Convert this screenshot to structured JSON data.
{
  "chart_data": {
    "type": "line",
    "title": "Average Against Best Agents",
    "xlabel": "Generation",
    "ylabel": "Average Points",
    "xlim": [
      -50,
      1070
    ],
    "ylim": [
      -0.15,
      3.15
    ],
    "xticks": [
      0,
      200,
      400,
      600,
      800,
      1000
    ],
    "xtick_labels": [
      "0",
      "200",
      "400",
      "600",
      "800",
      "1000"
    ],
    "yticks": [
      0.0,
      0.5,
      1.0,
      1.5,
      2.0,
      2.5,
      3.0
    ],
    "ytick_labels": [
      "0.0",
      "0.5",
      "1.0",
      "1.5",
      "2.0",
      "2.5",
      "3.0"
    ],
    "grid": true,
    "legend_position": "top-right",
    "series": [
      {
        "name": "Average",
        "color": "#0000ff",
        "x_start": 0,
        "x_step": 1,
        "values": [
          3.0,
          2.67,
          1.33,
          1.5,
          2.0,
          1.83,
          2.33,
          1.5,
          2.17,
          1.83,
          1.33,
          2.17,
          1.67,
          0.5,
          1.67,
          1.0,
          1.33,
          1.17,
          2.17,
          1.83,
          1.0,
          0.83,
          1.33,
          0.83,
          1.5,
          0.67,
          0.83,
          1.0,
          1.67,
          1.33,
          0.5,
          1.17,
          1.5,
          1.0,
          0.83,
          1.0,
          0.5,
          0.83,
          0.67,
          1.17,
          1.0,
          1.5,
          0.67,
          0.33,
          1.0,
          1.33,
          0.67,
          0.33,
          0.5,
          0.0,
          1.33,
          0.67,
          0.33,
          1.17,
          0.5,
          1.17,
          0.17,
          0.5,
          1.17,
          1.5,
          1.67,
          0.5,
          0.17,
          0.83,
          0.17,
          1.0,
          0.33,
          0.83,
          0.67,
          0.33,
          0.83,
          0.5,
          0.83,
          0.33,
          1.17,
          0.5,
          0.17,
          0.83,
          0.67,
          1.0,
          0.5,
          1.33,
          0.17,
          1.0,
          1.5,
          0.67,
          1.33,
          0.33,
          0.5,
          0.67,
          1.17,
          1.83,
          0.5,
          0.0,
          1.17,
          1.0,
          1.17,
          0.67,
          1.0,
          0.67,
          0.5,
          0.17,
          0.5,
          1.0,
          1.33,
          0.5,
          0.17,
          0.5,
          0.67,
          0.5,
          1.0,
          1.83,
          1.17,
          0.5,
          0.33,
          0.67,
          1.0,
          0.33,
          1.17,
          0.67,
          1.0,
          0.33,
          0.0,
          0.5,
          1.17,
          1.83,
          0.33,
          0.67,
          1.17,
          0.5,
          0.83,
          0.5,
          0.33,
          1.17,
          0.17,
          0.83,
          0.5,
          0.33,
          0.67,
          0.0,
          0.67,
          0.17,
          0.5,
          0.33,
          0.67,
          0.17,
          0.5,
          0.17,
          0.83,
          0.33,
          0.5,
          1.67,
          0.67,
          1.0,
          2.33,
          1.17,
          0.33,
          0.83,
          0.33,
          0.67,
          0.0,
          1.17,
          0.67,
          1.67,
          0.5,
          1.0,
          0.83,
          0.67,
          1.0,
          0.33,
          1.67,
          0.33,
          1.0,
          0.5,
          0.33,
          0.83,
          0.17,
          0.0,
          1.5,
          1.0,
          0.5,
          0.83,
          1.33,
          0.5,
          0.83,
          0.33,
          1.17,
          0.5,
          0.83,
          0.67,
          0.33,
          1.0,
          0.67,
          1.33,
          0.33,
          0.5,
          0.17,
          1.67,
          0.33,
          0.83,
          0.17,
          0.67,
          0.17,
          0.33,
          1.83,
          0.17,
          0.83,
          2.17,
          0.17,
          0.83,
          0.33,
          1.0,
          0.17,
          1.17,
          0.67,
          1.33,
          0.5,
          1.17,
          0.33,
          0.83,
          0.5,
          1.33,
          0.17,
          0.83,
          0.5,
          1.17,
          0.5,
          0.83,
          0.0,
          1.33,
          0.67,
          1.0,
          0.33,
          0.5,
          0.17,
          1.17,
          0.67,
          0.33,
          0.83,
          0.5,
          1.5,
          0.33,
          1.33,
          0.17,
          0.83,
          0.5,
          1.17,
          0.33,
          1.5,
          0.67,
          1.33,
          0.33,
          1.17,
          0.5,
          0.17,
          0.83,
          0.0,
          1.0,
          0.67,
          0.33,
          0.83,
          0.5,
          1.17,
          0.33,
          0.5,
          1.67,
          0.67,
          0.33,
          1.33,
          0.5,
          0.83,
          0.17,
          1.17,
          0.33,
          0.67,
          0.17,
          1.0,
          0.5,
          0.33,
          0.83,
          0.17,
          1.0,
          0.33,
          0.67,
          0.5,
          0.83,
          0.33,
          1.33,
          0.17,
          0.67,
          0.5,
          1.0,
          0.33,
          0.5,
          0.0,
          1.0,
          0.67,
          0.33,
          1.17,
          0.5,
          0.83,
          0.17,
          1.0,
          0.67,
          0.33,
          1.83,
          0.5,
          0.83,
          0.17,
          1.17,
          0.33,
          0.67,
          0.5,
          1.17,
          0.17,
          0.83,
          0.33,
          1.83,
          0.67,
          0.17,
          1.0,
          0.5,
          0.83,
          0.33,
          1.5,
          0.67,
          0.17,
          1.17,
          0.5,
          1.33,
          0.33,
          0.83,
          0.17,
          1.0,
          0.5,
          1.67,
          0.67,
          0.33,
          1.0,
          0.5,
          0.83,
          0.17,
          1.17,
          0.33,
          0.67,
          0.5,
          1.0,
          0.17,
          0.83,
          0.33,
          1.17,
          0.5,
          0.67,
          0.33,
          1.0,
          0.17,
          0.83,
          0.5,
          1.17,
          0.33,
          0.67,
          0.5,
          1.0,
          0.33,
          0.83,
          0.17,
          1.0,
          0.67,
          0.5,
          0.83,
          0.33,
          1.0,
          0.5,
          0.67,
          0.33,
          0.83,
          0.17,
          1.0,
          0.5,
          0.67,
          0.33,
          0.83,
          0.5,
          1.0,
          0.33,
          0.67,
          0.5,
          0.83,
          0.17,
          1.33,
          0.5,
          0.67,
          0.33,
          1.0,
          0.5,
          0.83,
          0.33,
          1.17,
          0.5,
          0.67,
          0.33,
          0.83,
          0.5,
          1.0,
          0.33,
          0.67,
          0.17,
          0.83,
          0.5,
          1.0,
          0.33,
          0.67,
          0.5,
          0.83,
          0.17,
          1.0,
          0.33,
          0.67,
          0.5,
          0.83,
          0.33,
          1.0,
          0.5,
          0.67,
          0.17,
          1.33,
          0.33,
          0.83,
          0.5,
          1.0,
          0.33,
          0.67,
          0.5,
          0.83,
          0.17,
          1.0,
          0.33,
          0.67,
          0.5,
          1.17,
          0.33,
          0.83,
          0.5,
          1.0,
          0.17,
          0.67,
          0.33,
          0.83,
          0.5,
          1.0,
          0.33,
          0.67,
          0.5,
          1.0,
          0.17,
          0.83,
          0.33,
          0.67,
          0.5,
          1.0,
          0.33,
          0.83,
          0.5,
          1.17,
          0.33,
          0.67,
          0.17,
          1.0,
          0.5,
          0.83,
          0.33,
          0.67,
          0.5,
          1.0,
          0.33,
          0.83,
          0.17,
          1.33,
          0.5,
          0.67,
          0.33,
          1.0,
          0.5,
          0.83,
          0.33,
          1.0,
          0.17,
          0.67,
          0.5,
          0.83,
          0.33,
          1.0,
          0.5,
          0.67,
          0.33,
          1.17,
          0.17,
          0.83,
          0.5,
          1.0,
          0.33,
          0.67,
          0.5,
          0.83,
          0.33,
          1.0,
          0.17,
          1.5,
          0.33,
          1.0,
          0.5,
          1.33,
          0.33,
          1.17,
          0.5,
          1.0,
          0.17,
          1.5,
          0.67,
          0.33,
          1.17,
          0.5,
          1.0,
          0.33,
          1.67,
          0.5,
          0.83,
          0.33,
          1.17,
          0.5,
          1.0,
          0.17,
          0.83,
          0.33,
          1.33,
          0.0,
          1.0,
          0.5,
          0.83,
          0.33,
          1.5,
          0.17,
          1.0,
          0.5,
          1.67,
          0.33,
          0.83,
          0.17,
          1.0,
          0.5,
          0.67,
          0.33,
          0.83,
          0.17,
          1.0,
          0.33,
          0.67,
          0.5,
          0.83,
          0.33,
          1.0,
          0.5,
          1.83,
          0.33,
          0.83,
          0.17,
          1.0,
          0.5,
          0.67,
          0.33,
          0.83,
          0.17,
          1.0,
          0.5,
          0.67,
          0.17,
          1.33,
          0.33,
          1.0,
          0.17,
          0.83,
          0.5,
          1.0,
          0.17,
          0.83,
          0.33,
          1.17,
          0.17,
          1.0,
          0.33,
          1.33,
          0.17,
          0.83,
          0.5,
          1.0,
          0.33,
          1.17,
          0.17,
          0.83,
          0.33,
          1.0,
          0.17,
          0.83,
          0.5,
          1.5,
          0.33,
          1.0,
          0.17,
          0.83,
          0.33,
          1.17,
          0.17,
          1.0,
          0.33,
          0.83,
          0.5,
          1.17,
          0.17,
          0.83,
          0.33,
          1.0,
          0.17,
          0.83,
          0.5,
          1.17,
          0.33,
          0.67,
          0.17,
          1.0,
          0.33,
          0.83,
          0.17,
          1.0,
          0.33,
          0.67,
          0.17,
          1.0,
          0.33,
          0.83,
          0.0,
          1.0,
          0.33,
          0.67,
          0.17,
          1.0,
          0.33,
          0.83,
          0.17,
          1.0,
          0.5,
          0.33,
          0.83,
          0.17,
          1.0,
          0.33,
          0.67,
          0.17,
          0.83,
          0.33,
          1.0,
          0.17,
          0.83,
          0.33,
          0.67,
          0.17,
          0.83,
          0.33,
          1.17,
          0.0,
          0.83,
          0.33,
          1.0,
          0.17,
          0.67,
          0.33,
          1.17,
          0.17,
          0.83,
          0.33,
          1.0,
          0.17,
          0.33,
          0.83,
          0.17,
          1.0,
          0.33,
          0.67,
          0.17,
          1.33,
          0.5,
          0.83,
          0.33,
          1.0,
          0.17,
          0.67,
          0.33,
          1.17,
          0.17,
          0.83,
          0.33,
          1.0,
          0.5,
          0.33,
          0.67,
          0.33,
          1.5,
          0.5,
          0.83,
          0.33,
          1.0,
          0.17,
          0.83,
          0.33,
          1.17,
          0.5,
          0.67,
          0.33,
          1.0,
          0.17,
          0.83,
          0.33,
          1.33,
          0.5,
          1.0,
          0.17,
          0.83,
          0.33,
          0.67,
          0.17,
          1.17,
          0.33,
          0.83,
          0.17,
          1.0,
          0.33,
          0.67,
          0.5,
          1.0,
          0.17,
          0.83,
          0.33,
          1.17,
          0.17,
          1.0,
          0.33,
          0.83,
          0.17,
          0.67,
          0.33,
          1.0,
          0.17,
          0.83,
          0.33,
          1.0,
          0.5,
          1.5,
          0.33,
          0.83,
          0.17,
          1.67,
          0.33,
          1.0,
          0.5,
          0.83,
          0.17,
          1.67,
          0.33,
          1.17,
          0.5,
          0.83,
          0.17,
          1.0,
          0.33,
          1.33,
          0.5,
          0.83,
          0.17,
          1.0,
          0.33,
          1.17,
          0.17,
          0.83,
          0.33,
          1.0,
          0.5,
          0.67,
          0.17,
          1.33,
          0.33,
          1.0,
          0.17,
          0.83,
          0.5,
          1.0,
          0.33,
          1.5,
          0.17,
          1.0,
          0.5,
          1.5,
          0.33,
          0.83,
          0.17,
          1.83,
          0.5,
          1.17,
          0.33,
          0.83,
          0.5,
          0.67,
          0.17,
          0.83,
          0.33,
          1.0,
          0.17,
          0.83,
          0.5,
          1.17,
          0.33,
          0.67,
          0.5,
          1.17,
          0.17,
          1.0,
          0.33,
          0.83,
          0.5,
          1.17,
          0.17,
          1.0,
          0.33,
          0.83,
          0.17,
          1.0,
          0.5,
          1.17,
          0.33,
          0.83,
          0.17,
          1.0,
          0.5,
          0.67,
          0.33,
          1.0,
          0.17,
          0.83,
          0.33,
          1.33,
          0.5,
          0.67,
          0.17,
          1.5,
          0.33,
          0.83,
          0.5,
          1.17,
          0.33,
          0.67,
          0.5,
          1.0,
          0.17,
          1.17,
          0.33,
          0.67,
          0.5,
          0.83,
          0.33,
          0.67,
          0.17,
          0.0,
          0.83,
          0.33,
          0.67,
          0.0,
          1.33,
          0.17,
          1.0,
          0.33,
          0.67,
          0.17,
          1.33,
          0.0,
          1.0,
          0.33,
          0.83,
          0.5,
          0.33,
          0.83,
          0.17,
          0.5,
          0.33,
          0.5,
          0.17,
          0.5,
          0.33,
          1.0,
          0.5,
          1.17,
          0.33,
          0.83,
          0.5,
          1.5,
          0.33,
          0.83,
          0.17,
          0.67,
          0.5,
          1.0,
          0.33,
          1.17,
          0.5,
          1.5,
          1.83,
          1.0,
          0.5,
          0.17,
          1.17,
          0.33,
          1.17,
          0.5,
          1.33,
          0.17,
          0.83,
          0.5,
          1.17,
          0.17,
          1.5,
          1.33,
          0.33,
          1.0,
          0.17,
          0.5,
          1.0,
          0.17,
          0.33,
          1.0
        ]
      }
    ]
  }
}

⁂

Exercise brief:
In the records above, locate every line with the string "Average" and copy it.

Right answer:
    "title": "Average Against Best Agents",
    "ylabel": "Average Points",
        "name": "Average",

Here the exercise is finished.